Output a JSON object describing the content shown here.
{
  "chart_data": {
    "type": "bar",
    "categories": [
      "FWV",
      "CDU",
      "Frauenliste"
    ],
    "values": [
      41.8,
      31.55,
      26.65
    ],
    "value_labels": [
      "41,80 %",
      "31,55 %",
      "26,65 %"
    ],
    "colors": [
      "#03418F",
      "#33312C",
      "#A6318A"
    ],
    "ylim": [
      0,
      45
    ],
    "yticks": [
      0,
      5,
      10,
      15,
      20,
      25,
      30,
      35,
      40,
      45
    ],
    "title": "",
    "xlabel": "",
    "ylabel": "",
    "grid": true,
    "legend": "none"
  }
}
--- --- ---
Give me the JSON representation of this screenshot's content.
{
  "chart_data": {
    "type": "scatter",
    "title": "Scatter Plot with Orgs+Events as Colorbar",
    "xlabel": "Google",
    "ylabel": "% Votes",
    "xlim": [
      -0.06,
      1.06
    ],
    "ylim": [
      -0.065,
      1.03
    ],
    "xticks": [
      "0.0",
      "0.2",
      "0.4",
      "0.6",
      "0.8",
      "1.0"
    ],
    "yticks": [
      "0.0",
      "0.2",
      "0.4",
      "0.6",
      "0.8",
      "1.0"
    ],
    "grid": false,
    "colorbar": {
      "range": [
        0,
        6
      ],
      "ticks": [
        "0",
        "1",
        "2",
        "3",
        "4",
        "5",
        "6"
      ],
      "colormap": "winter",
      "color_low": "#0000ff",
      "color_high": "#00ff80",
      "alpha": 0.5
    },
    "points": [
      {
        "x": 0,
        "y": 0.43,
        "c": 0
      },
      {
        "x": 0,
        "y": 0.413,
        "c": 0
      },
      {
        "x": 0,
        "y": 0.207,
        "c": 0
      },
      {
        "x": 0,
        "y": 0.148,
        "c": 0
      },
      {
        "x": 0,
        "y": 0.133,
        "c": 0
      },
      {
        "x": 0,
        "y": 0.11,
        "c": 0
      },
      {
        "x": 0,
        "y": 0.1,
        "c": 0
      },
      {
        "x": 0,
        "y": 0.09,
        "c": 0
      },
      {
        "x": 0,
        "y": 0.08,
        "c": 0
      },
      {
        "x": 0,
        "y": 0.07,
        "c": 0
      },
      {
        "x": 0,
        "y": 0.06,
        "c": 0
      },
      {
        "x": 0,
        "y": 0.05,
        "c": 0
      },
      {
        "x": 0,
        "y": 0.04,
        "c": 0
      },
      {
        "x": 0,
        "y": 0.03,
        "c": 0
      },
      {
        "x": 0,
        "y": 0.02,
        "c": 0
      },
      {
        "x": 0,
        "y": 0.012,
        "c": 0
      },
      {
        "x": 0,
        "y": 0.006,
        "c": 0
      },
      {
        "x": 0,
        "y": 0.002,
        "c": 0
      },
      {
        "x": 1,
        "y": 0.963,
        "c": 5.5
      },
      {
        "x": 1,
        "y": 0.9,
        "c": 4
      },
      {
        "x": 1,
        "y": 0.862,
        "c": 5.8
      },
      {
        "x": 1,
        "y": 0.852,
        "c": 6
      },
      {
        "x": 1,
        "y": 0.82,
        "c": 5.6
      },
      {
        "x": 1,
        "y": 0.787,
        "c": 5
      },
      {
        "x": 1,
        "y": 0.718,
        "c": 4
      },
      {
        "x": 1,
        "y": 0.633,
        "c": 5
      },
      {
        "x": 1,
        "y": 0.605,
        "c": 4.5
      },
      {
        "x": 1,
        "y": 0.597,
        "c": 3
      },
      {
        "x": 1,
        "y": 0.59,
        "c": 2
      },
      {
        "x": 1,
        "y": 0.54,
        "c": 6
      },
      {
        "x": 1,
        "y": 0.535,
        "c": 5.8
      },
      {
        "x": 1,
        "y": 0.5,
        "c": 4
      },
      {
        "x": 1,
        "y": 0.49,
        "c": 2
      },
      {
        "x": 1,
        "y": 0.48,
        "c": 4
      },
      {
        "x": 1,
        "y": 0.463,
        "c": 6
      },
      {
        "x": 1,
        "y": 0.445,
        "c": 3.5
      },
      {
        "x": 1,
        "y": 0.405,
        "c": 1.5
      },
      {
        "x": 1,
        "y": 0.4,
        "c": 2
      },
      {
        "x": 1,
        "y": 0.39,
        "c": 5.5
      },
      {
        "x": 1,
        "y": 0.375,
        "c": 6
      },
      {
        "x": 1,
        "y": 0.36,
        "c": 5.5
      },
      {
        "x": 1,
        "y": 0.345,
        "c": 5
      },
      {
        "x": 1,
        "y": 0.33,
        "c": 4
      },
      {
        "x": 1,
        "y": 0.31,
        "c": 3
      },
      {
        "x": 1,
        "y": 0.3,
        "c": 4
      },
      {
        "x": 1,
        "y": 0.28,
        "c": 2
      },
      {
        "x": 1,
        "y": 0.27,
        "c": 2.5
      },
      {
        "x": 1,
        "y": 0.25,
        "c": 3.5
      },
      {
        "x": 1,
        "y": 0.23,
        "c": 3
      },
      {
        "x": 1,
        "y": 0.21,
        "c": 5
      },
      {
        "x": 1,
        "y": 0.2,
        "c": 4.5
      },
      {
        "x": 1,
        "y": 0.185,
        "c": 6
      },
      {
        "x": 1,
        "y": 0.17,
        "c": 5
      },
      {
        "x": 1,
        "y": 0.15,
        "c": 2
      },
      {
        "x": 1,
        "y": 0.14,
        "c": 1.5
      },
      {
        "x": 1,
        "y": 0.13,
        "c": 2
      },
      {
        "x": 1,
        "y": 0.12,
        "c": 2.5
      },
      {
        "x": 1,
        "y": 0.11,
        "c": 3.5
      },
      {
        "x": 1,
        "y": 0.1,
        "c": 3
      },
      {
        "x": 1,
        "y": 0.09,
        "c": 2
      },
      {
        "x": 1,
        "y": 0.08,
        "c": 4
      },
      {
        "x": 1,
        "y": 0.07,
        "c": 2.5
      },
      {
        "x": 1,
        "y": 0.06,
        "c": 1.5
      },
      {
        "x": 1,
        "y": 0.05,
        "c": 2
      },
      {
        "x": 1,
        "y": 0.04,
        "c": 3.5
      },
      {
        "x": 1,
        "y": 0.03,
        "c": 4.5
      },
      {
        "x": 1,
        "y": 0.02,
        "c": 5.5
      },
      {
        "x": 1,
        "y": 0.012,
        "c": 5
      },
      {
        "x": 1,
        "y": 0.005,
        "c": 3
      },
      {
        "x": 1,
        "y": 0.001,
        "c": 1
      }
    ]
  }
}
--- --- ---
> INSTRUCTIONS TO FOLLOW: Collect each line of the entries that has the word "JSON", copying it in full.

> SOLUTION TO THIS PROBLEM:
Output a JSON object describing the content shown here.
Give me the JSON representation of this screenshot's content.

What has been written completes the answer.